### Short task
Write each line out exactly, leaving none out.

______________________________

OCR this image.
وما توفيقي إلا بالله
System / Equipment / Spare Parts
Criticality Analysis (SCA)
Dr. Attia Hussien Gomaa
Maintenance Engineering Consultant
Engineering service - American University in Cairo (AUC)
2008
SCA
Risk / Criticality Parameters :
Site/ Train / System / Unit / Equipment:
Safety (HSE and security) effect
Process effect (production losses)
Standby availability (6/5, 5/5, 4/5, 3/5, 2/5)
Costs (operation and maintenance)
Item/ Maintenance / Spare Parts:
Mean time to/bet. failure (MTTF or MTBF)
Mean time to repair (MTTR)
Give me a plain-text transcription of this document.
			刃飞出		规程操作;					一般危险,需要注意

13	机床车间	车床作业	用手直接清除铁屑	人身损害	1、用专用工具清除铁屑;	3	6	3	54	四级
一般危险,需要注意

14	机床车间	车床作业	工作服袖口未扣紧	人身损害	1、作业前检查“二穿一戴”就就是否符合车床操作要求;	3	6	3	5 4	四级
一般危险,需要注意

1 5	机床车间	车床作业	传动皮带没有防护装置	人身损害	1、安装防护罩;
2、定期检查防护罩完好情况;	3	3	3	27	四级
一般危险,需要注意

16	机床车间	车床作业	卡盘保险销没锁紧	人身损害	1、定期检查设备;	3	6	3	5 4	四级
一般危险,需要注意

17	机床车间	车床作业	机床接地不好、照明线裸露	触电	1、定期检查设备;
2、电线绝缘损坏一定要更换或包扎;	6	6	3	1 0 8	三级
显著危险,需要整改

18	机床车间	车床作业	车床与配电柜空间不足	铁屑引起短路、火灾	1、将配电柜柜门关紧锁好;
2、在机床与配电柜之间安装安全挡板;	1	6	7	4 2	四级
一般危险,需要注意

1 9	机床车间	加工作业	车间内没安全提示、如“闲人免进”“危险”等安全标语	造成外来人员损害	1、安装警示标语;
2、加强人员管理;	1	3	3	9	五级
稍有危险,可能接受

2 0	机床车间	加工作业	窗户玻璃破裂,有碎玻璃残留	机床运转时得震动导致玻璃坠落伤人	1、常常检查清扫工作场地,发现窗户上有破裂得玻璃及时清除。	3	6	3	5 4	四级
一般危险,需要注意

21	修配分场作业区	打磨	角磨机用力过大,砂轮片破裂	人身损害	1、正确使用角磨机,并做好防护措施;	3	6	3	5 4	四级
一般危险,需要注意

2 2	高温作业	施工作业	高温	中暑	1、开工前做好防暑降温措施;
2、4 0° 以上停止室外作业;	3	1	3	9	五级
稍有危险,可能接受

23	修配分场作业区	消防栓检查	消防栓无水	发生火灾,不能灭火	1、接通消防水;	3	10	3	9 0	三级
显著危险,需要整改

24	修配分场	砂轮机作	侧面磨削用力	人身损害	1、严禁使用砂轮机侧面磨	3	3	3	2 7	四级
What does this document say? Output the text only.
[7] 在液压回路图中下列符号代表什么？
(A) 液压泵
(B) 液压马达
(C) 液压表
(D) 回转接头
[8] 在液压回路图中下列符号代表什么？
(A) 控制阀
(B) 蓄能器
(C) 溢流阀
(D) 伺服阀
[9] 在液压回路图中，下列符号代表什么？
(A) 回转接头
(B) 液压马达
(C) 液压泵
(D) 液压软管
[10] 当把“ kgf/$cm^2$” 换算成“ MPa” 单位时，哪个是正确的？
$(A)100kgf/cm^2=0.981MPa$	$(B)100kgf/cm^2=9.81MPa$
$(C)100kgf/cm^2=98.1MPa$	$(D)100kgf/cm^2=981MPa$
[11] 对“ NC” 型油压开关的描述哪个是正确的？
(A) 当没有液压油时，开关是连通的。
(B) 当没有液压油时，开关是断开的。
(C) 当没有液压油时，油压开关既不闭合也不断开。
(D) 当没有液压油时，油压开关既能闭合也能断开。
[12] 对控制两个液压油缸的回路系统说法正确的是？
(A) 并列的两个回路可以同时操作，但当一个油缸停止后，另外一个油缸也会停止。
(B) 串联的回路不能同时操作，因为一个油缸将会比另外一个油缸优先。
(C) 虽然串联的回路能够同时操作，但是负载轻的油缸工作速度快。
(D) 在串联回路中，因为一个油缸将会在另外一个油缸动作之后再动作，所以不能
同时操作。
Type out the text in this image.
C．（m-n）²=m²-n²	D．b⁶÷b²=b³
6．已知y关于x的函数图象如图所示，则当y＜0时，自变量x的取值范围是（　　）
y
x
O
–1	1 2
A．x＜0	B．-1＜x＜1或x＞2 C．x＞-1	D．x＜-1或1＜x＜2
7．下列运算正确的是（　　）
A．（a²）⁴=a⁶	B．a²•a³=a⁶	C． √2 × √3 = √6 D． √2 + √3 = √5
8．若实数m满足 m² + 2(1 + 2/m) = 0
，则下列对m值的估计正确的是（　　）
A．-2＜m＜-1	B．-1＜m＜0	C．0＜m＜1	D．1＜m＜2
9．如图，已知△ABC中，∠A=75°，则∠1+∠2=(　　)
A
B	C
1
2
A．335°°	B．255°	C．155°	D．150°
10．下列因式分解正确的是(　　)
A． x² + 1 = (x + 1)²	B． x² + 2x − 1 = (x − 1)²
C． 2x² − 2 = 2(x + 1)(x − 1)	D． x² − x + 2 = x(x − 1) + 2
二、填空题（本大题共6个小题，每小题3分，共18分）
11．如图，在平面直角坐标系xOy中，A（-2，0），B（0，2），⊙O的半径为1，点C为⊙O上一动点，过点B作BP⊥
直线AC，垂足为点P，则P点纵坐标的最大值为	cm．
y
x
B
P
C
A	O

______________________________

### Reply
OCR this image.
وما توفيقي إلا بالله
System / Equipment / Spare Parts
Criticality Analysis (SCA)
Dr. Attia Hussien Gomaa
Maintenance Engineering Consultant
Engineering service - American University in Cairo (AUC)
2008
SCA
Risk / Criticality Parameters :
Site/ Train / System / Unit / Equipment:
Safety (HSE and security) effect
Process effect (production losses)
Standby availability (6/5, 5/5, 4/5, 3/5, 2/5)
Costs (operation and maintenance)
Item/ Maintenance / Spare Parts:
Mean time to/bet. failure (MTTF or MTBF)
Mean time to repair (MTTR)
Give me a plain-text transcription of this document.
			刃飞出		规程操作;					一般危险,需要注意

13	机床车间	车床作业	用手直接清除铁屑	人身损害	1、用专用工具清除铁屑;	3	6	3	54	四级
一般危险,需要注意

14	机床车间	车床作业	工作服袖口未扣紧	人身损害	1、作业前检查“二穿一戴”就就是否符合车床操作要求;	3	6	3	5 4	四级
一般危险,需要注意

1 5	机床车间	车床作业	传动皮带没有防护装置	人身损害	1、安装防护罩;
2、定期检查防护罩完好情况;	3	3	3	27	四级
一般危险,需要注意

16	机床车间	车床作业	卡盘保险销没锁紧	人身损害	1、定期检查设备;	3	6	3	5 4	四级
一般危险,需要注意

17	机床车间	车床作业	机床接地不好、照明线裸露	触电	1、定期检查设备;
2、电线绝缘损坏一定要更换或包扎;	6	6	3	1 0 8	三级
显著危险,需要整改

18	机床车间	车床作业	车床与配电柜空间不足	铁屑引起短路、火灾	1、将配电柜柜门关紧锁好;
2、在机床与配电柜之间安装安全挡板;	1	6	7	4 2	四级
一般危险,需要注意

1 9	机床车间	加工作业	车间内没安全提示、如“闲人免进”“危险”等安全标语	造成外来人员损害	1、安装警示标语;
2、加强人员管理;	1	3	3	9	五级
稍有危险,可能接受

2 0	机床车间	加工作业	窗户玻璃破裂,有碎玻璃残留	机床运转时得震动导致玻璃坠落伤人	1、常常检查清扫工作场地,发现窗户上有破裂得玻璃及时清除。	3	6	3	5 4	四级
一般危险,需要注意

21	修配分场作业区	打磨	角磨机用力过大,砂轮片破裂	人身损害	1、正确使用角磨机,并做好防护措施;	3	6	3	5 4	四级
一般危险,需要注意

2 2	高温作业	施工作业	高温	中暑	1、开工前做好防暑降温措施;
2、4 0° 以上停止室外作业;	3	1	3	9	五级
稍有危险,可能接受

23	修配分场作业区	消防栓检查	消防栓无水	发生火灾,不能灭火	1、接通消防水;	3	10	3	9 0	三级
显著危险,需要整改

24	修配分场	砂轮机作	侧面磨削用力	人身损害	1、严禁使用砂轮机侧面磨	3	3	3	2 7	四级
What does this document say? Output the text only.
[7] 在液压回路图中下列符号代表什么？
(A) 液压泵
(B) 液压马达
(C) 液压表
(D) 回转接头
[8] 在液压回路图中下列符号代表什么？
(A) 控制阀
(B) 蓄能器
(C) 溢流阀
(D) 伺服阀
[9] 在液压回路图中，下列符号代表什么？
(A) 回转接头
(B) 液压马达
(C) 液压泵
(D) 液压软管
[10] 当把“ kgf/$cm^2$” 换算成“ MPa” 单位时，哪个是正确的？
$(A)100kgf/cm^2=0.981MPa$	$(B)100kgf/cm^2=9.81MPa$
$(C)100kgf/cm^2=98.1MPa$	$(D)100kgf/cm^2=981MPa$
[11] 对“ NC” 型油压开关的描述哪个是正确的？
(A) 当没有液压油时，开关是连通的。
(B) 当没有液压油时，开关是断开的。
(C) 当没有液压油时，油压开关既不闭合也不断开。
(D) 当没有液压油时，油压开关既能闭合也能断开。
[12] 对控制两个液压油缸的回路系统说法正确的是？
(A) 并列的两个回路可以同时操作，但当一个油缸停止后，另外一个油缸也会停止。
(B) 串联的回路不能同时操作，因为一个油缸将会比另外一个油缸优先。
(C) 虽然串联的回路能够同时操作，但是负载轻的油缸工作速度快。
(D) 在串联回路中，因为一个油缸将会在另外一个油缸动作之后再动作，所以不能
同时操作。
Type out the text in this image.
C．（m-n）²=m²-n²	D．b⁶÷b²=b³
6．已知y关于x的函数图象如图所示，则当y＜0时，自变量x的取值范围是（　　）
y
x
O
–1	1 2
A．x＜0	B．-1＜x＜1或x＞2 C．x＞-1	D．x＜-1或1＜x＜2
7．下列运算正确的是（　　）
A．（a²）⁴=a⁶	B．a²•a³=a⁶	C． √2 × √3 = √6 D． √2 + √3 = √5
8．若实数m满足 m² + 2(1 + 2/m) = 0
，则下列对m值的估计正确的是（　　）
A．-2＜m＜-1	B．-1＜m＜0	C．0＜m＜1	D．1＜m＜2
9．如图，已知△ABC中，∠A=75°，则∠1+∠2=(　　)
A
B	C
1
2
A．335°°	B．255°	C．155°	D．150°
10．下列因式分解正确的是(　　)
A． x² + 1 = (x + 1)²	B． x² + 2x − 1 = (x − 1)²
C． 2x² − 2 = 2(x + 1)(x − 1)	D． x² − x + 2 = x(x − 1) + 2
二、填空题（本大题共6个小题，每小题3分，共18分）
11．如图，在平面直角坐标系xOy中，A（-2，0），B（0，2），⊙O的半径为1，点C为⊙O上一动点，过点B作BP⊥
直线AC，垂足为点P，则P点纵坐标的最大值为	cm．
y
x
B
P
C
A	O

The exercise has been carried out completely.